--- ENTRIES PROVIDED ---
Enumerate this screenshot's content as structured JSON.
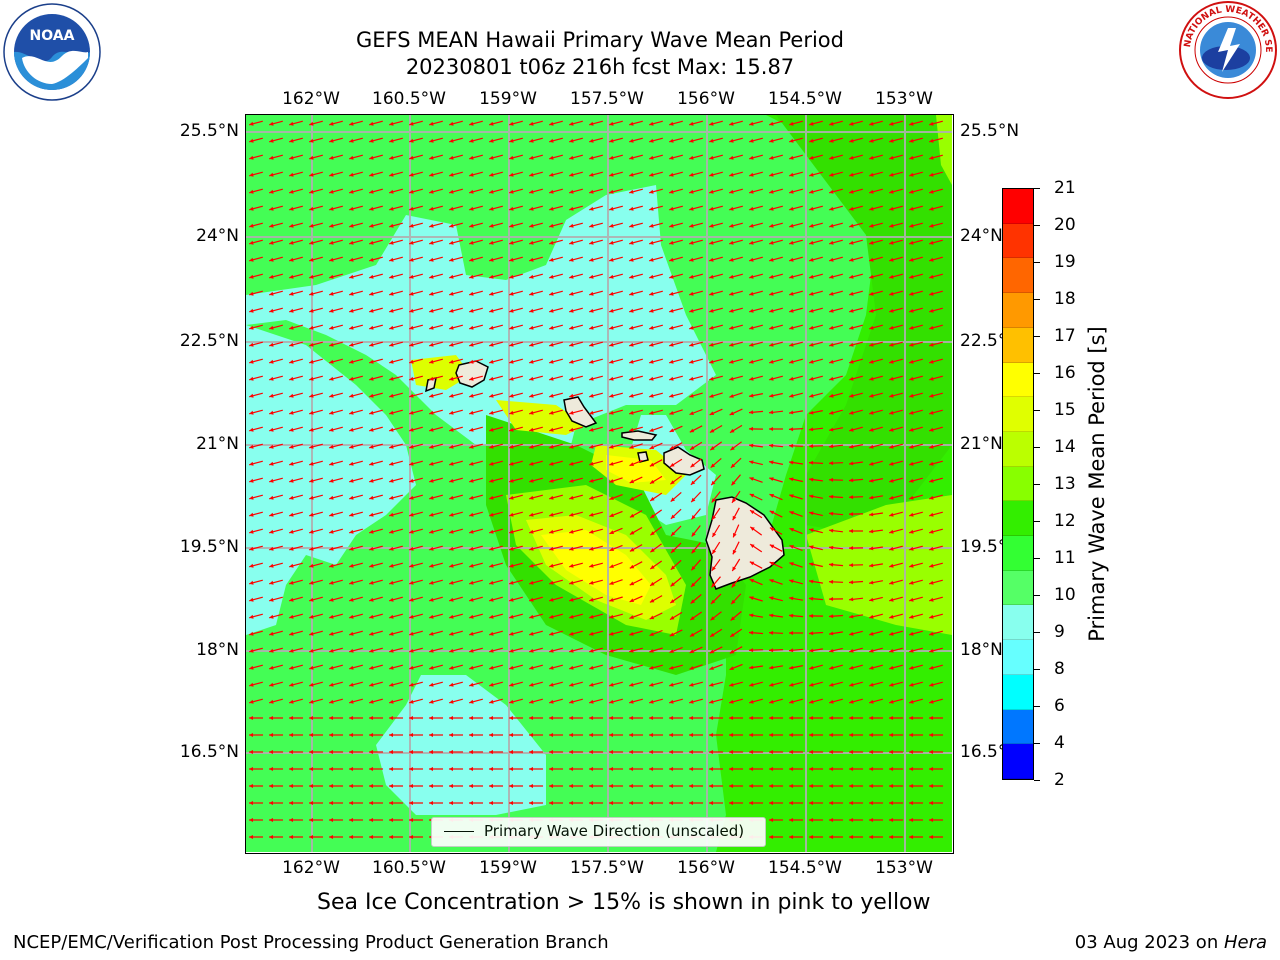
{
  "header": {
    "title_line1": "GEFS MEAN Hawaii Primary Wave Mean Period",
    "title_line2": "20230801 t06z 216h fcst   Max: 15.87"
  },
  "logos": {
    "left": "NOAA",
    "right": "NATIONAL WEATHER SERVICE"
  },
  "map": {
    "lon_ticks": [
      "162°W",
      "160.5°W",
      "159°W",
      "157.5°W",
      "156°W",
      "154.5°W",
      "153°W"
    ],
    "lat_ticks": [
      "25.5°N",
      "24°N",
      "22.5°N",
      "21°N",
      "19.5°N",
      "18°N",
      "16.5°N"
    ],
    "legend_label": "Primary Wave Direction (unscaled)",
    "arrow_color": "#ff0000",
    "coast_color": "#000000",
    "land_color": "#eeeadb"
  },
  "colorbar": {
    "label": "Primary Wave Mean Period [s]",
    "ticks": [
      "21",
      "20",
      "19",
      "18",
      "17",
      "16",
      "15",
      "14",
      "13",
      "12",
      "11",
      "10",
      "9",
      "8",
      "6",
      "4",
      "2"
    ],
    "colors": [
      "#ff0000",
      "#ff3300",
      "#ff6600",
      "#ff9900",
      "#ffc000",
      "#ffff00",
      "#e0ff00",
      "#bbff00",
      "#88ff00",
      "#33ee00",
      "#33ff33",
      "#55ff66",
      "#88ffee",
      "#66ffff",
      "#00ffff",
      "#0077ff",
      "#0000ff"
    ]
  },
  "caption": "Sea Ice Concentration > 15% is shown in pink to yellow",
  "footer": {
    "left": "NCEP/EMC/Verification Post Processing Product Generation Branch",
    "date": "03 Aug 2023 on ",
    "host": "Hera"
  }
}
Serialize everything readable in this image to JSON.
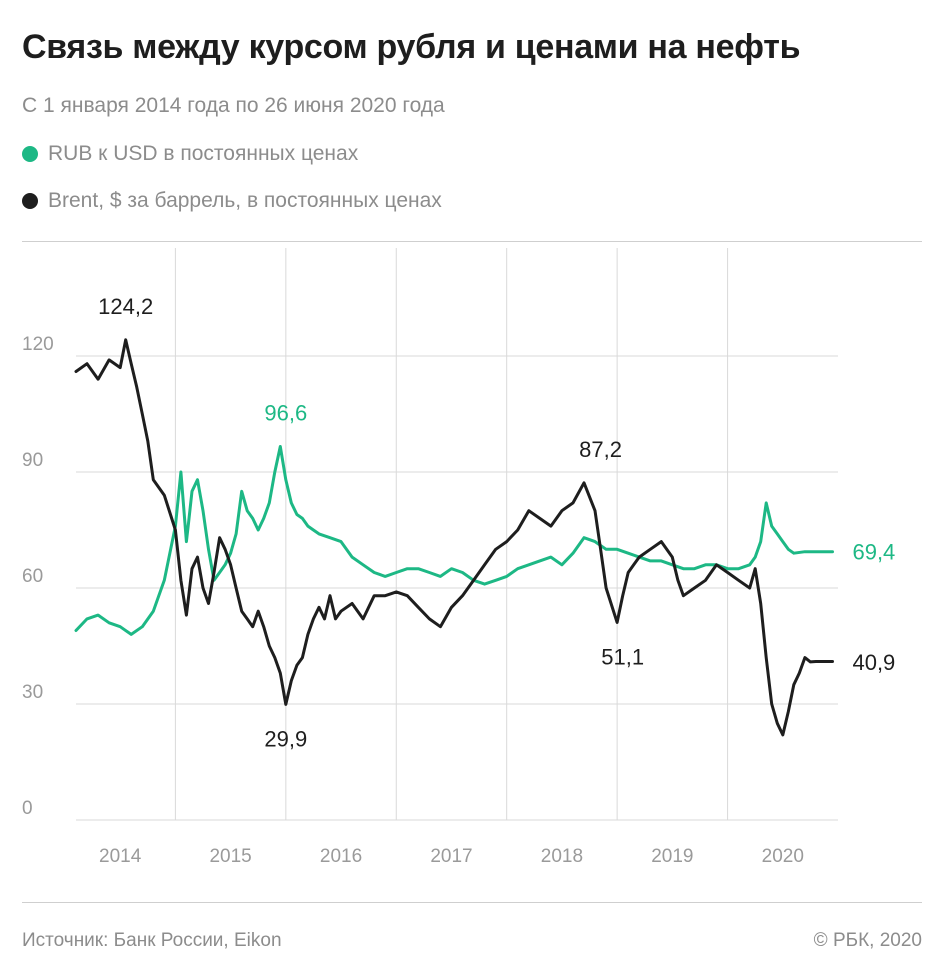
{
  "title": "Связь между курсом рубля и ценами на нефть",
  "subtitle": "С 1 января 2014 года по 26 июня 2020 года",
  "colors": {
    "rub": "#1db885",
    "brent": "#1e1e1e",
    "grid": "#d9d9d9",
    "tick": "#9a9a9a"
  },
  "footer": {
    "source": "Источник: Банк России, Eikon",
    "copyright": "© РБК, 2020"
  },
  "chart_data": {
    "type": "line",
    "x_unit": "year",
    "xlim": [
      2013.6,
      2020.5
    ],
    "ylim": [
      0,
      120
    ],
    "y_ticks": [
      "0",
      "30",
      "60",
      "90",
      "120"
    ],
    "x_ticks": [
      "2014",
      "2015",
      "2016",
      "2017",
      "2018",
      "2019",
      "2020"
    ],
    "grid": true,
    "legend_placement": "top-left",
    "series": [
      {
        "name": "RUB к USD в постоянных ценах",
        "color": "#1db885",
        "x": [
          2013.6,
          2013.7,
          2013.8,
          2013.9,
          2014.0,
          2014.1,
          2014.2,
          2014.3,
          2014.4,
          2014.5,
          2014.55,
          2014.6,
          2014.62,
          2014.65,
          2014.7,
          2014.75,
          2014.8,
          2014.85,
          2014.9,
          2014.95,
          2015.0,
          2015.05,
          2015.1,
          2015.15,
          2015.2,
          2015.25,
          2015.3,
          2015.35,
          2015.4,
          2015.45,
          2015.5,
          2015.55,
          2015.6,
          2015.65,
          2015.7,
          2015.75,
          2015.8,
          2015.9,
          2016.0,
          2016.1,
          2016.2,
          2016.3,
          2016.4,
          2016.5,
          2016.6,
          2016.7,
          2016.8,
          2016.9,
          2017.0,
          2017.1,
          2017.2,
          2017.3,
          2017.4,
          2017.5,
          2017.6,
          2017.7,
          2017.8,
          2017.9,
          2018.0,
          2018.1,
          2018.2,
          2018.3,
          2018.35,
          2018.4,
          2018.5,
          2018.6,
          2018.7,
          2018.8,
          2018.9,
          2019.0,
          2019.1,
          2019.2,
          2019.3,
          2019.4,
          2019.5,
          2019.6,
          2019.7,
          2019.75,
          2019.8,
          2019.85,
          2019.9,
          2019.95,
          2020.0,
          2020.05,
          2020.1,
          2020.2,
          2020.3,
          2020.4,
          2020.45
        ],
        "values": [
          49,
          52,
          53,
          51,
          50,
          48,
          50,
          54,
          62,
          76,
          90,
          72,
          77,
          85,
          88,
          80,
          70,
          62,
          64,
          66,
          69,
          74,
          85,
          80,
          78,
          75,
          78,
          82,
          90,
          96.6,
          88,
          82,
          79,
          78,
          76,
          75,
          74,
          73,
          72,
          68,
          66,
          64,
          63,
          64,
          65,
          65,
          64,
          63,
          65,
          64,
          62,
          61,
          62,
          63,
          65,
          66,
          67,
          68,
          66,
          69,
          73,
          72,
          71,
          70,
          70,
          69,
          68,
          67,
          67,
          66,
          65,
          65,
          66,
          66,
          65,
          65,
          66,
          68,
          72,
          82,
          76,
          74,
          72,
          70,
          69,
          69.4,
          69.4,
          69.4,
          69.4
        ]
      },
      {
        "name": "Brent, $ за баррель, в постоянных ценах",
        "color": "#1e1e1e",
        "x": [
          2013.6,
          2013.7,
          2013.8,
          2013.9,
          2014.0,
          2014.05,
          2014.1,
          2014.15,
          2014.2,
          2014.25,
          2014.3,
          2014.4,
          2014.5,
          2014.55,
          2014.6,
          2014.65,
          2014.7,
          2014.75,
          2014.8,
          2014.85,
          2014.9,
          2014.95,
          2015.0,
          2015.05,
          2015.1,
          2015.15,
          2015.2,
          2015.25,
          2015.3,
          2015.35,
          2015.4,
          2015.45,
          2015.5,
          2015.55,
          2015.6,
          2015.65,
          2015.7,
          2015.75,
          2015.8,
          2015.85,
          2015.9,
          2015.95,
          2016.0,
          2016.1,
          2016.2,
          2016.3,
          2016.4,
          2016.5,
          2016.6,
          2016.7,
          2016.8,
          2016.9,
          2017.0,
          2017.1,
          2017.2,
          2017.3,
          2017.4,
          2017.5,
          2017.6,
          2017.7,
          2017.8,
          2017.9,
          2018.0,
          2018.1,
          2018.2,
          2018.3,
          2018.35,
          2018.4,
          2018.5,
          2018.55,
          2018.6,
          2018.65,
          2018.7,
          2018.8,
          2018.9,
          2019.0,
          2019.05,
          2019.1,
          2019.2,
          2019.3,
          2019.4,
          2019.5,
          2019.6,
          2019.7,
          2019.75,
          2019.8,
          2019.85,
          2019.9,
          2019.95,
          2020.0,
          2020.05,
          2020.1,
          2020.15,
          2020.2,
          2020.25,
          2020.3,
          2020.35,
          2020.4,
          2020.45
        ],
        "values": [
          116,
          118,
          114,
          119,
          117,
          124.2,
          118,
          112,
          105,
          98,
          88,
          84,
          75,
          62,
          53,
          65,
          68,
          60,
          56,
          64,
          73,
          70,
          66,
          60,
          54,
          52,
          50,
          54,
          50,
          45,
          42,
          38,
          29.9,
          36,
          40,
          42,
          48,
          52,
          55,
          52,
          58,
          52,
          54,
          56,
          52,
          58,
          58,
          59,
          58,
          55,
          52,
          50,
          55,
          58,
          62,
          66,
          70,
          72,
          75,
          80,
          78,
          76,
          80,
          82,
          87.2,
          80,
          70,
          60,
          51.1,
          58,
          64,
          66,
          68,
          70,
          72,
          68,
          62,
          58,
          60,
          62,
          66,
          64,
          62,
          60,
          65,
          56,
          42,
          30,
          25,
          22,
          28,
          35,
          38,
          42,
          40.9,
          41,
          41,
          41,
          41
        ]
      }
    ],
    "annotations": [
      {
        "text": "124,2",
        "series": 1,
        "x": 2014.05,
        "y": 124.2,
        "position": "above"
      },
      {
        "text": "96,6",
        "series": 0,
        "x": 2015.5,
        "y": 96.6,
        "position": "above"
      },
      {
        "text": "29,9",
        "series": 1,
        "x": 2015.5,
        "y": 29.9,
        "position": "below"
      },
      {
        "text": "87,2",
        "series": 1,
        "x": 2018.35,
        "y": 87.2,
        "position": "above"
      },
      {
        "text": "51,1",
        "series": 1,
        "x": 2018.55,
        "y": 51.1,
        "position": "below"
      },
      {
        "text": "69,4",
        "series": 0,
        "x": 2020.45,
        "y": 69.4,
        "position": "right"
      },
      {
        "text": "40,9",
        "series": 1,
        "x": 2020.45,
        "y": 40.9,
        "position": "right"
      }
    ]
  }
}
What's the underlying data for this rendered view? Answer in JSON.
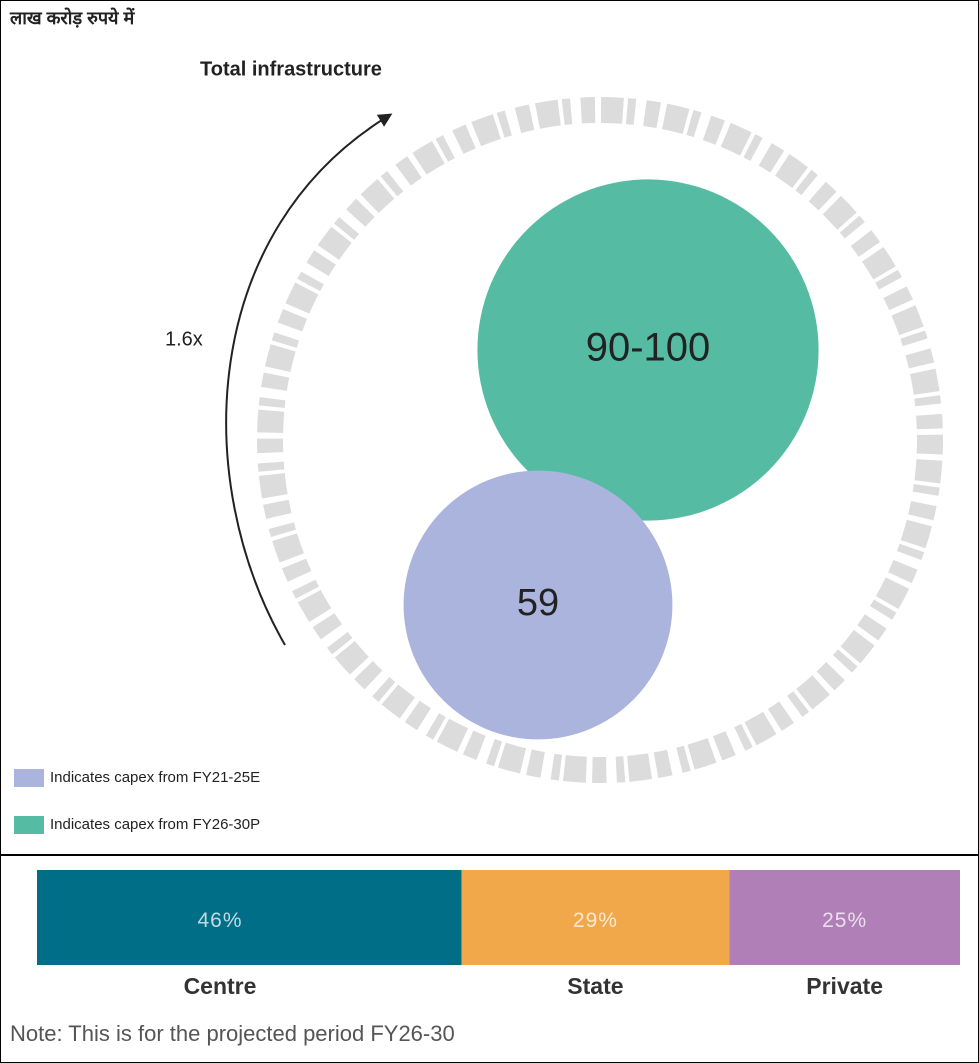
{
  "heading": "लाख करोड़ रुपये में",
  "chart_data": [
    {
      "type": "bubble",
      "title": "Total infrastructure",
      "annotation": "1.6x",
      "series": [
        {
          "name": "Indicates capex from FY21-25E",
          "color": "#aab4dd",
          "values": [
            59
          ]
        },
        {
          "name": "Indicates capex from FY26-30P",
          "color": "#55bca3",
          "values": [
            {
              "low": 90,
              "high": 100,
              "label": "90-100"
            }
          ]
        }
      ]
    },
    {
      "type": "stacked_bar",
      "categories": [
        "Centre",
        "State",
        "Private"
      ],
      "values": [
        46,
        29,
        25
      ],
      "value_labels": [
        "46%",
        "29%",
        "25%"
      ],
      "colors": [
        "#006e87",
        "#f1a84a",
        "#b07fb7"
      ],
      "note": "Note: This is for the projected period FY26-30"
    }
  ]
}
---
WHAT NEEDS TO BE DONE: Check every line of the material for the string "ценах" and give the number of lines that have it, without anything else.

ANSWER FOR THE TASK: 2